** Start of SUPPLIED INFORMATION **

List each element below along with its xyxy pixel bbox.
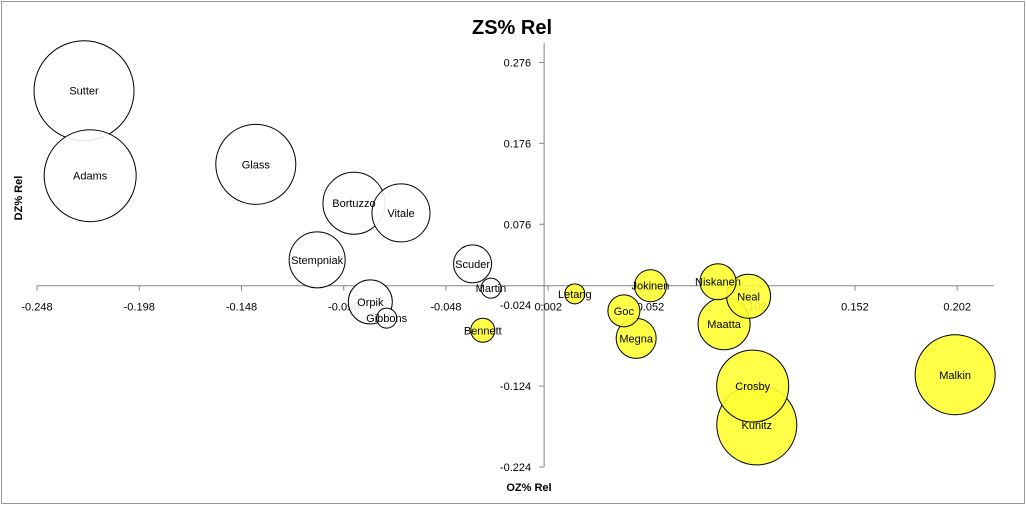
plot-area: -0.248 -0.198 -0.148 -0.098 -0.048 0.002 0.052…	[21, 40, 996, 474]
bubble-bennett	[470, 317, 496, 343]
bubble-label-bennett: Bennett	[464, 325, 502, 337]
y-tick-label: 0.176	[504, 138, 532, 150]
bubble-goc	[607, 294, 641, 328]
x-tick-label: 0.052	[637, 302, 665, 314]
bubble-label-glass: Glass	[242, 159, 271, 171]
bubble-label-stempniak: Stempniak	[291, 255, 343, 267]
bubble-malkin	[914, 334, 996, 416]
bubble-label-maatta: Maatta	[707, 319, 742, 331]
bubble-label-jokinen: Jokinen	[632, 281, 670, 293]
bubble-glass	[215, 123, 297, 205]
bubble-label-bortuzzo: Bortuzzo	[332, 198, 375, 210]
bubble-label-vitale: Vitale	[387, 208, 414, 220]
bubble-gibbons	[376, 307, 398, 329]
x-tick-label: 0.202	[943, 302, 971, 314]
bubble-label-letang: Letang	[558, 289, 592, 301]
bubble-stempniak	[288, 231, 346, 289]
y-tick-label: -0.024	[500, 300, 531, 312]
bubble-letang	[564, 283, 586, 305]
bubble-niskanen	[699, 263, 737, 301]
x-axis-title: OZ% Rel	[506, 482, 551, 494]
bubble-label-martin: Martin	[476, 283, 507, 295]
bubble-label-gibbons: Gibbons	[366, 313, 407, 325]
bubble-label-crosby: Crosby	[735, 381, 770, 393]
bubble-label-neal: Neal	[737, 291, 760, 303]
x-tick-label: -0.148	[226, 302, 257, 314]
y-tick-label: 0.076	[504, 219, 532, 231]
bubble-label-kunitz: Kunitz	[742, 420, 773, 432]
y-tick-label: -0.124	[500, 381, 531, 393]
y-tick-label: 0.276	[504, 57, 532, 69]
bubble-martin	[480, 277, 502, 299]
x-tick-label: -0.048	[430, 302, 461, 314]
bubble-label-sutter: Sutter	[69, 86, 99, 98]
bubble-label-goc: Goc	[614, 306, 635, 318]
bubble-label-scuder: Scuder	[455, 259, 490, 271]
x-tick-label: 0.002	[534, 302, 562, 314]
y-tick-label: -0.224	[500, 462, 531, 474]
x-tick-label: -0.248	[21, 302, 52, 314]
bubble-label-orpik: Orpik	[357, 297, 384, 309]
y-axis-title: DZ% Rel	[13, 176, 25, 221]
bubble-label-adams: Adams	[73, 171, 108, 183]
chart-title: ZS% Rel	[472, 17, 552, 39]
bubble-label-megna: Megna	[619, 333, 654, 345]
bubble-label-niskanen: Niskanen	[695, 277, 741, 289]
x-tick-label: -0.198	[124, 302, 155, 314]
bubble-adams	[43, 129, 137, 223]
bubble-jokinen	[633, 269, 667, 303]
bubble-vitale	[371, 183, 431, 243]
x-tick-label: 0.152	[841, 302, 869, 314]
bubble-label-malkin: Malkin	[939, 370, 971, 382]
bubble-crosby	[716, 349, 790, 423]
bubble-scuder	[453, 244, 493, 284]
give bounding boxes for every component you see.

** End of SUPPLIED INFORMATION **

Lay out the lines from the one containing "plot-area: -0.248 -0.198" through the one containing "300, 531, 312]", both included, as a Markdown table with the columns Row and Line. Omit any blank lines.

| Row | Line |
|---|---|
| 1 | plot-area: -0.248 -0.198 -0.148 -0.098 -0.048 0.002 0.052…	[21, 40, 996, 474] |
| 2 | bubble-bennett	[470, 317, 496, 343] |
| 3 | bubble-label-bennett: Bennett	[464, 325, 502, 337] |
| 4 | y-tick-label: 0.176	[504, 138, 532, 150] |
| 5 | bubble-goc	[607, 294, 641, 328] |
| 6 | x-tick-label: 0.052	[637, 302, 665, 314] |
| 7 | bubble-label-glass: Glass	[242, 159, 271, 171] |
| 8 | bubble-label-stempniak: Stempniak	[291, 255, 343, 267] |
| 9 | bubble-malkin	[914, 334, 996, 416] |
| 10 | bubble-label-maatta: Maatta	[707, 319, 742, 331] |
| 11 | bubble-label-jokinen: Jokinen	[632, 281, 670, 293] |
| 12 | bubble-glass	[215, 123, 297, 205] |
| 13 | bubble-label-bortuzzo: Bortuzzo	[332, 198, 375, 210] |
| 14 | bubble-label-vitale: Vitale	[387, 208, 414, 220] |
| 15 | bubble-gibbons	[376, 307, 398, 329] |
| 16 | x-tick-label: 0.202	[943, 302, 971, 314] |
| 17 | bubble-label-letang: Letang	[558, 289, 592, 301] |
| 18 | bubble-stempniak	[288, 231, 346, 289] |
| 19 | y-tick-label: -0.024	[500, 300, 531, 312] |